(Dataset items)

────────────────────────────────────────

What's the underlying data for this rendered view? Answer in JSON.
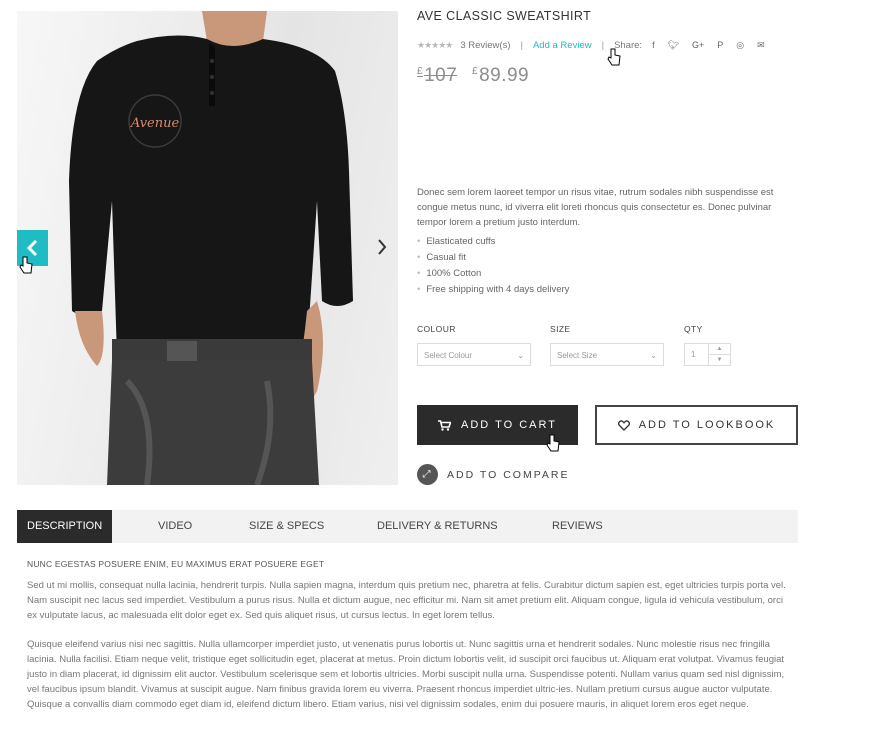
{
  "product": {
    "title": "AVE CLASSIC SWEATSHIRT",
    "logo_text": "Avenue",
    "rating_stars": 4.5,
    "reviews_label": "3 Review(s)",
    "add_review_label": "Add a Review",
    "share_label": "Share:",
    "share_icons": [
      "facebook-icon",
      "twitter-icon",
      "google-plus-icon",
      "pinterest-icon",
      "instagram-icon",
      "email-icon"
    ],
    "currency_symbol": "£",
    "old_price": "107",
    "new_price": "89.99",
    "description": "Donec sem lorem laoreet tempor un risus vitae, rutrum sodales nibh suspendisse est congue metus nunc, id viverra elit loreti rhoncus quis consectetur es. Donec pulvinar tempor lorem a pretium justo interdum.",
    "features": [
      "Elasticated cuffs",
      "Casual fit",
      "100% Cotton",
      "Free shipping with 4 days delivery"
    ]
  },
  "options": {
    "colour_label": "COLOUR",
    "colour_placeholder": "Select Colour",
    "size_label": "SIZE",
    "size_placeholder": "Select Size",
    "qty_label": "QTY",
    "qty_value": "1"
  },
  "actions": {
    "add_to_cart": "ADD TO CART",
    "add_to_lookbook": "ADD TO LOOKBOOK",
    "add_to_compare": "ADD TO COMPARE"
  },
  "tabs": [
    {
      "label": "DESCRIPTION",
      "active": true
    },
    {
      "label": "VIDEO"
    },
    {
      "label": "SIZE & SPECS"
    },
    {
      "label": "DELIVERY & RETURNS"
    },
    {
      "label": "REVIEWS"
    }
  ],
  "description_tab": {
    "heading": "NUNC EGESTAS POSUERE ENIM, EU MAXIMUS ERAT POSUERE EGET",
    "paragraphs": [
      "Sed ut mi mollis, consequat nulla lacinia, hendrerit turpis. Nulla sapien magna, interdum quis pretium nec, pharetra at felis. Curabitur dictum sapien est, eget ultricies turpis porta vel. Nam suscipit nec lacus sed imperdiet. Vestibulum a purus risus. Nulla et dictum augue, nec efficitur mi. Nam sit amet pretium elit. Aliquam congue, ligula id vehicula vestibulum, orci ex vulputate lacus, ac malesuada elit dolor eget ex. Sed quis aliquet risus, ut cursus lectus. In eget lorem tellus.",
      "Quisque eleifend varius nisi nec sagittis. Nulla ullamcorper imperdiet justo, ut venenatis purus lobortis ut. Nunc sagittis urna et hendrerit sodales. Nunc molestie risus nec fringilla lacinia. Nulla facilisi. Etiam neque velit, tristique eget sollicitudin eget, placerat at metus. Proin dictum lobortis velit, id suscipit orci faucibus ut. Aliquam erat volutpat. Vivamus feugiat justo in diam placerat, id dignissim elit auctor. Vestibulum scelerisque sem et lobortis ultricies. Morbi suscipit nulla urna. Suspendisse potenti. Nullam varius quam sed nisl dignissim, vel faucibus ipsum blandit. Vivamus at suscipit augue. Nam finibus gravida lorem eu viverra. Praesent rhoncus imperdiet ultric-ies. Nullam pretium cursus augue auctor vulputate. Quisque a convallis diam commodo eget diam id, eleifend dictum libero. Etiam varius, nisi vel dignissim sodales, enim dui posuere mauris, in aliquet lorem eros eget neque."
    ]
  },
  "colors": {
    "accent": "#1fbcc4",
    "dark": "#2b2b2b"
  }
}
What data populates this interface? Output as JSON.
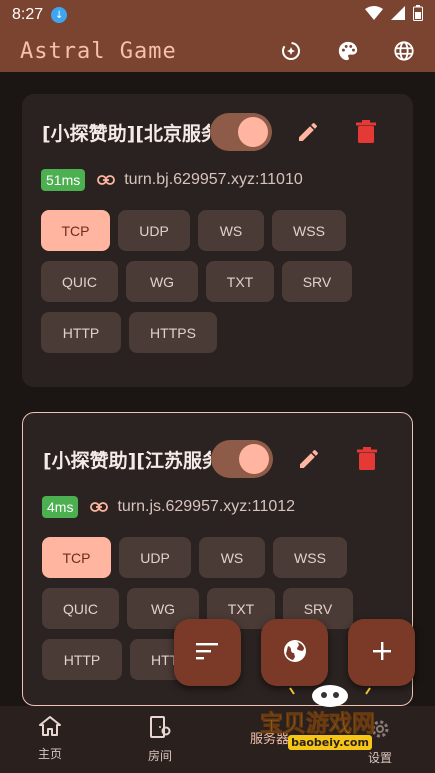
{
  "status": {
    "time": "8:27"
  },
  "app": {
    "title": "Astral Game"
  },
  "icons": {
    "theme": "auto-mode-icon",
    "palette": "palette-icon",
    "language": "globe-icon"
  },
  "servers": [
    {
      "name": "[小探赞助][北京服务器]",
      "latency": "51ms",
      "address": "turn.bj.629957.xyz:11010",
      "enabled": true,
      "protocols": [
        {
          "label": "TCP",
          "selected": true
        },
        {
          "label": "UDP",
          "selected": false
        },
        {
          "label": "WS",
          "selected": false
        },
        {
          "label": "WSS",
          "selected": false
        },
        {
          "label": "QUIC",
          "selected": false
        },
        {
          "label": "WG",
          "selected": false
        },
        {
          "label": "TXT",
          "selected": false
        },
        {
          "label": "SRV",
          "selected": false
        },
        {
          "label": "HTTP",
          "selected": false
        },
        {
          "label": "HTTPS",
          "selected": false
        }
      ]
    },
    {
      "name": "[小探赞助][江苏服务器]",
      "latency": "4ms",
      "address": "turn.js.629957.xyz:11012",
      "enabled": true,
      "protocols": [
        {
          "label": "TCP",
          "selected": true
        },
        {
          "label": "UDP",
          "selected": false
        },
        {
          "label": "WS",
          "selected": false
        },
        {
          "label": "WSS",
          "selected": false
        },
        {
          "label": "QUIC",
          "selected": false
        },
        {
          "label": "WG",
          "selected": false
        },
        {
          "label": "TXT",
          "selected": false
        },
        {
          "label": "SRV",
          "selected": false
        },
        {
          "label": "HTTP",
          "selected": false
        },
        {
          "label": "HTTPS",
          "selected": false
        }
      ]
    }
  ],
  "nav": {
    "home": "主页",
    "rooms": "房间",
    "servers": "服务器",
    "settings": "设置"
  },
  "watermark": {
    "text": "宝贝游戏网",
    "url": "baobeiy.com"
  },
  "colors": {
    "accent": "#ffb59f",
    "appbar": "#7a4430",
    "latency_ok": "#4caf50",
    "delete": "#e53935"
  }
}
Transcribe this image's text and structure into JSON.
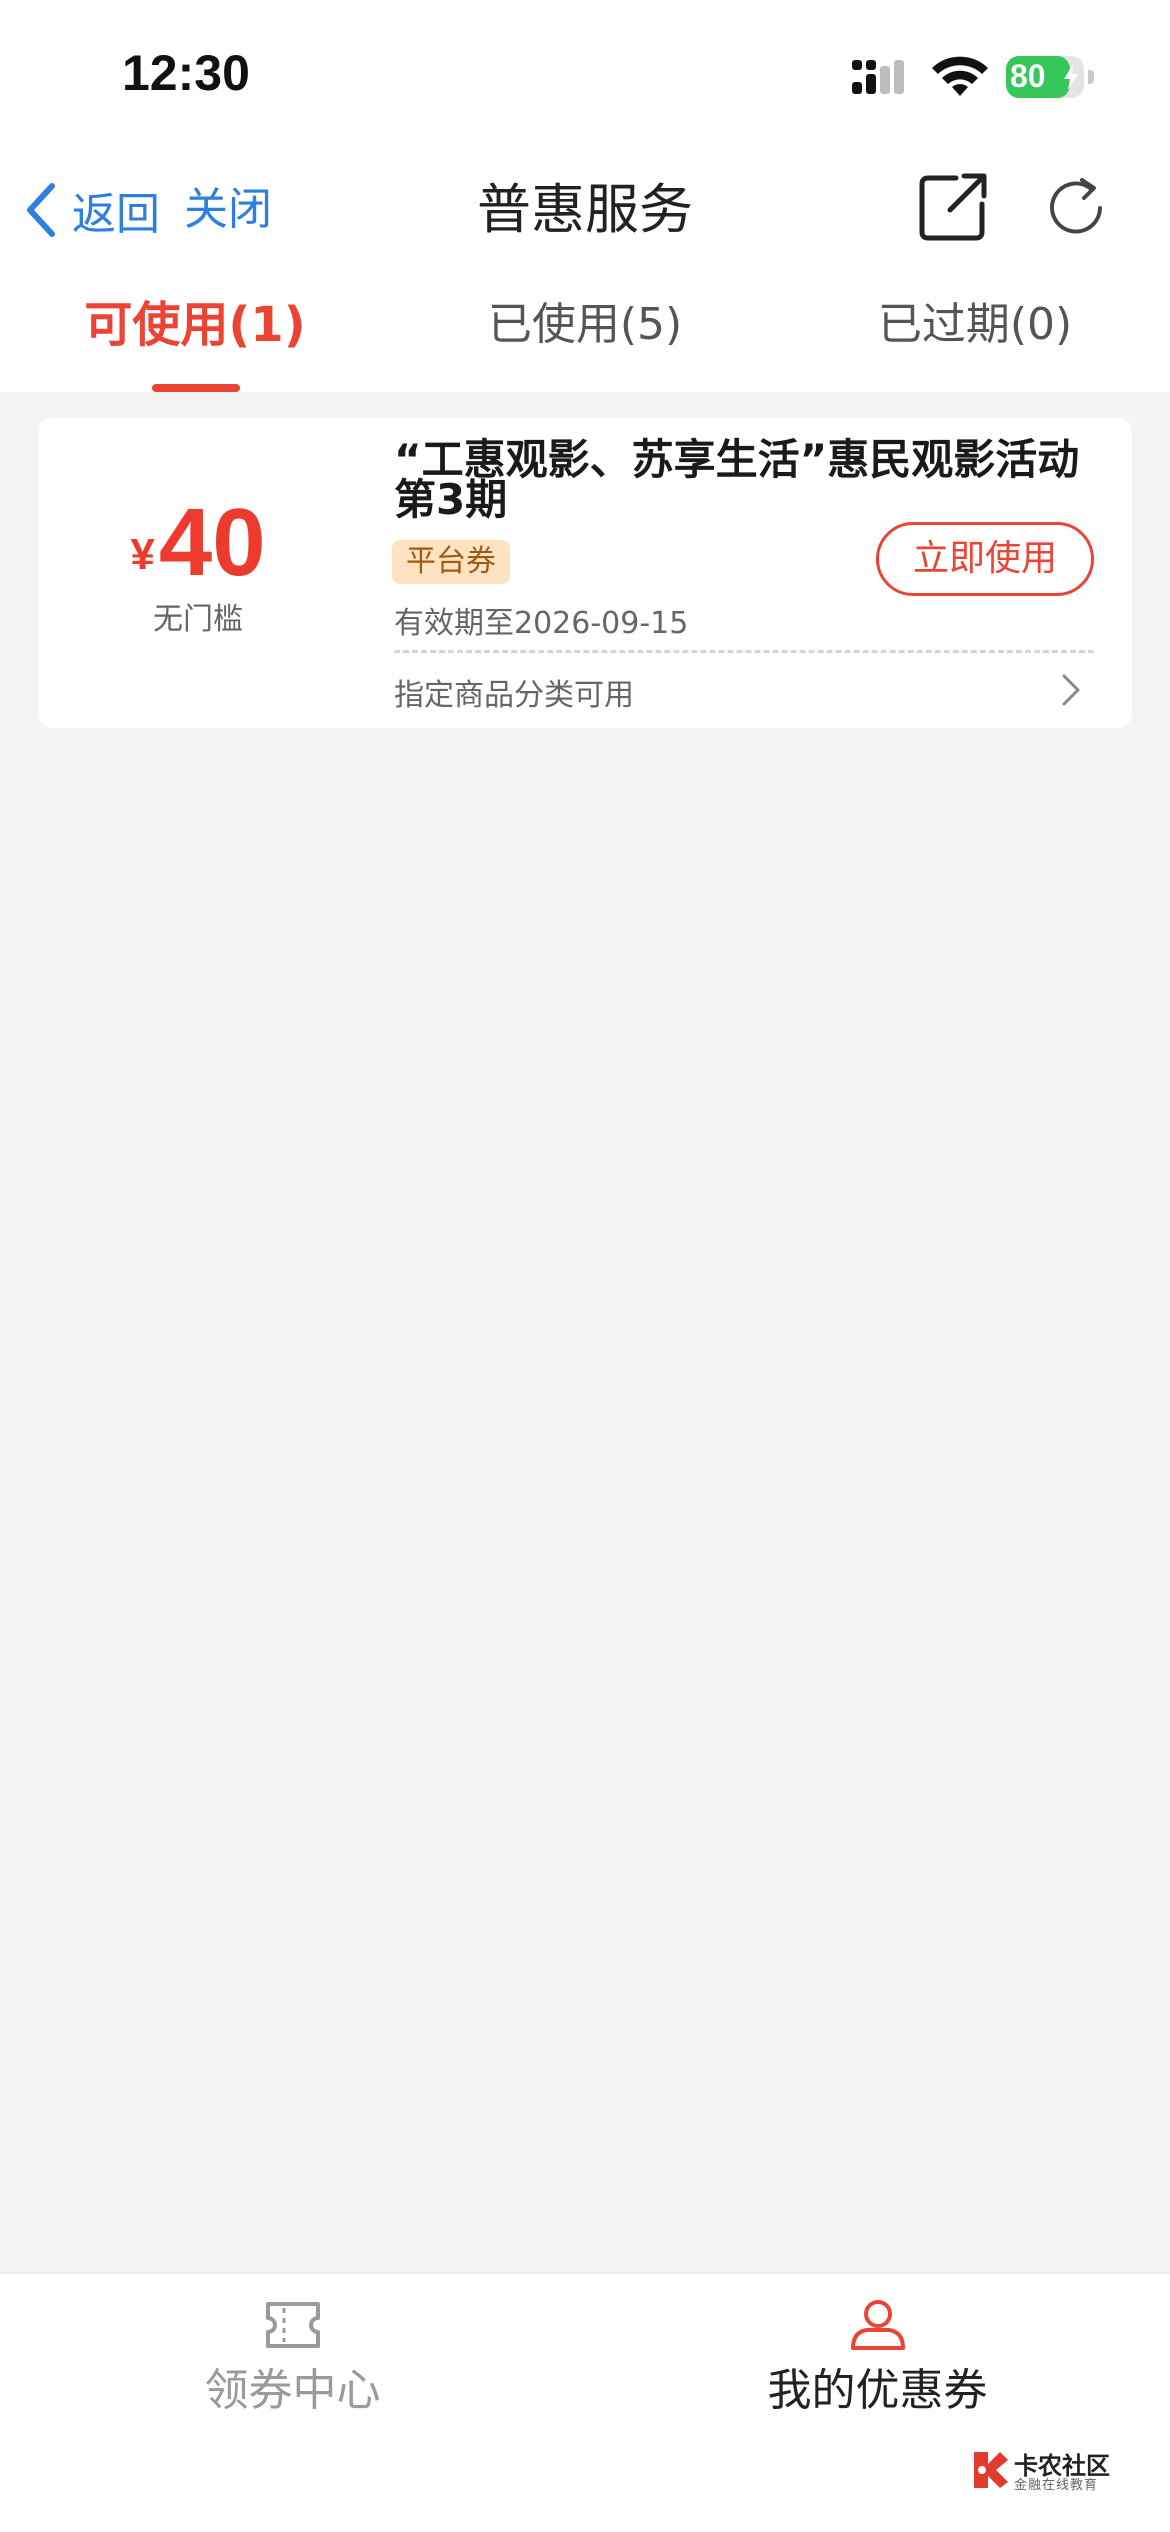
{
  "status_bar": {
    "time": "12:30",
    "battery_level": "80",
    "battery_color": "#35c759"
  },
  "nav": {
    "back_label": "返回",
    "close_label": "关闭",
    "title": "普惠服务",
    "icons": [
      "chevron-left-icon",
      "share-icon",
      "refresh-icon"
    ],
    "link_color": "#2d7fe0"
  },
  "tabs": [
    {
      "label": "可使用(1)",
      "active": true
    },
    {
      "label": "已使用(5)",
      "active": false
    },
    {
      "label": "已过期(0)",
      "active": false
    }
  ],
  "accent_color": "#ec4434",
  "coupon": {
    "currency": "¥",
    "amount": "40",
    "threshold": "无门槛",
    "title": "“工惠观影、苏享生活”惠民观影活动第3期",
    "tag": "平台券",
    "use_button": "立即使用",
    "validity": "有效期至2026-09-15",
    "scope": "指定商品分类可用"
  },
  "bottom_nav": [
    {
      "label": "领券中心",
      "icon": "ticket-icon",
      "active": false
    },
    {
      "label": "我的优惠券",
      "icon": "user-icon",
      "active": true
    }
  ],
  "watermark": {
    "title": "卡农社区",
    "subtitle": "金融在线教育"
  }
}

────────────────────────────────────────

§ **EXERCISE**
Repeat verbatim all the material, but not the pictures.

§ **ANSWER IN FULL**
What's the underlying data for this rendered view? Answer in JSON.
{
  "product": {
    "title": "AVE CLASSIC SWEATSHIRT",
    "logo_text": "Avenue",
    "rating_stars": 4.5,
    "reviews_label": "3 Review(s)",
    "add_review_label": "Add a Review",
    "share_label": "Share:",
    "share_icons": [
      "facebook-icon",
      "twitter-icon",
      "google-plus-icon",
      "pinterest-icon",
      "instagram-icon",
      "email-icon"
    ],
    "currency_symbol": "£",
    "old_price": "107",
    "new_price": "89.99",
    "description": "Donec sem lorem laoreet tempor un risus vitae, rutrum sodales nibh suspendisse est congue metus nunc, id viverra elit loreti rhoncus quis consectetur es. Donec pulvinar tempor lorem a pretium justo interdum.",
    "features": [
      "Elasticated cuffs",
      "Casual fit",
      "100% Cotton",
      "Free shipping with 4 days delivery"
    ]
  },
  "options": {
    "colour_label": "COLOUR",
    "colour_placeholder": "Select Colour",
    "size_label": "SIZE",
    "size_placeholder": "Select Size",
    "qty_label": "QTY",
    "qty_value": "1"
  },
  "actions": {
    "add_to_cart": "ADD TO CART",
    "add_to_lookbook": "ADD TO LOOKBOOK",
    "add_to_compare": "ADD TO COMPARE"
  },
  "tabs": [
    {
      "label": "DESCRIPTION",
      "active": true
    },
    {
      "label": "VIDEO"
    },
    {
      "label": "SIZE & SPECS"
    },
    {
      "label": "DELIVERY & RETURNS"
    },
    {
      "label": "REVIEWS"
    }
  ],
  "description_tab": {
    "heading": "NUNC EGESTAS POSUERE ENIM, EU MAXIMUS ERAT POSUERE EGET",
    "paragraphs": [
      "Sed ut mi mollis, consequat nulla lacinia, hendrerit turpis. Nulla sapien magna, interdum quis pretium nec, pharetra at felis. Curabitur dictum sapien est, eget ultricies turpis porta vel. Nam suscipit nec lacus sed imperdiet. Vestibulum a purus risus. Nulla et dictum augue, nec efficitur mi. Nam sit amet pretium elit. Aliquam congue, ligula id vehicula vestibulum, orci ex vulputate lacus, ac malesuada elit dolor eget ex. Sed quis aliquet risus, ut cursus lectus. In eget lorem tellus.",
      "Quisque eleifend varius nisi nec sagittis. Nulla ullamcorper imperdiet justo, ut venenatis purus lobortis ut. Nunc sagittis urna et hendrerit sodales. Nunc molestie risus nec fringilla lacinia. Nulla facilisi. Etiam neque velit, tristique eget sollicitudin eget, placerat at metus. Proin dictum lobortis velit, id suscipit orci faucibus ut. Aliquam erat volutpat. Vivamus feugiat justo in diam placerat, id dignissim elit auctor. Vestibulum scelerisque sem et lobortis ultricies. Morbi suscipit nulla urna. Suspendisse potenti. Nullam varius quam sed nisl dignissim, vel faucibus ipsum blandit. Vivamus at suscipit augue. Nam finibus gravida lorem eu viverra. Praesent rhoncus imperdiet ultric-ies. Nullam pretium cursus augue auctor vulputate. Quisque a convallis diam commodo eget diam id, eleifend dictum libero. Etiam varius, nisi vel dignissim sodales, enim dui posuere mauris, in aliquet lorem eros eget neque."
    ]
  },
  "colors": {
    "accent": "#1fbcc4",
    "dark": "#2b2b2b"
  }
}
What data populates this interface? Output as JSON.
{
  "status": {
    "time": "8:27"
  },
  "app": {
    "title": "Astral Game"
  },
  "icons": {
    "theme": "auto-mode-icon",
    "palette": "palette-icon",
    "language": "globe-icon"
  },
  "servers": [
    {
      "name": "[小探赞助][北京服务器]",
      "latency": "51ms",
      "address": "turn.bj.629957.xyz:11010",
      "enabled": true,
      "protocols": [
        {
          "label": "TCP",
          "selected": true
        },
        {
          "label": "UDP",
          "selected": false
        },
        {
          "label": "WS",
          "selected": false
        },
        {
          "label": "WSS",
          "selected": false
        },
        {
          "label": "QUIC",
          "selected": false
        },
        {
          "label": "WG",
          "selected": false
        },
        {
          "label": "TXT",
          "selected": false
        },
        {
          "label": "SRV",
          "selected": false
        },
        {
          "label": "HTTP",
          "selected": false
        },
        {
          "label": "HTTPS",
          "selected": false
        }
      ]
    },
    {
      "name": "[小探赞助][江苏服务器]",
      "latency": "4ms",
      "address": "turn.js.629957.xyz:11012",
      "enabled": true,
      "protocols": [
        {
          "label": "TCP",
          "selected": true
        },
        {
          "label": "UDP",
          "selected": false
        },
        {
          "label": "WS",
          "selected": false
        },
        {
          "label": "WSS",
          "selected": false
        },
        {
          "label": "QUIC",
          "selected": false
        },
        {
          "label": "WG",
          "selected": false
        },
        {
          "label": "TXT",
          "selected": false
        },
        {
          "label": "SRV",
          "selected": false
        },
        {
          "label": "HTTP",
          "selected": false
        },
        {
          "label": "HTTPS",
          "selected": false
        }
      ]
    }
  ],
  "nav": {
    "home": "主页",
    "rooms": "房间",
    "servers": "服务器",
    "settings": "设置"
  },
  "watermark": {
    "text": "宝贝游戏网",
    "url": "baobeiy.com"
  },
  "colors": {
    "accent": "#ffb59f",
    "appbar": "#7a4430",
    "latency_ok": "#4caf50",
    "delete": "#e53935"
  }
}
Transcribe this image's text and structure into JSON.
{
  "status_bar": {
    "time": "12:30",
    "battery_level": "80",
    "battery_color": "#35c759"
  },
  "nav": {
    "back_label": "返回",
    "close_label": "关闭",
    "title": "普惠服务",
    "icons": [
      "chevron-left-icon",
      "share-icon",
      "refresh-icon"
    ],
    "link_color": "#2d7fe0"
  },
  "tabs": [
    {
      "label": "可使用(1)",
      "active": true
    },
    {
      "label": "已使用(5)",
      "active": false
    },
    {
      "label": "已过期(0)",
      "active": false
    }
  ],
  "accent_color": "#ec4434",
  "coupon": {
    "currency": "¥",
    "amount": "40",
    "threshold": "无门槛",
    "title": "“工惠观影、苏享生活”惠民观影活动第3期",
    "tag": "平台券",
    "use_button": "立即使用",
    "validity": "有效期至2026-09-15",
    "scope": "指定商品分类可用"
  },
  "bottom_nav": [
    {
      "label": "领券中心",
      "icon": "ticket-icon",
      "active": false
    },
    {
      "label": "我的优惠券",
      "icon": "user-icon",
      "active": true
    }
  ],
  "watermark": {
    "title": "卡农社区",
    "subtitle": "金融在线教育"
  }
}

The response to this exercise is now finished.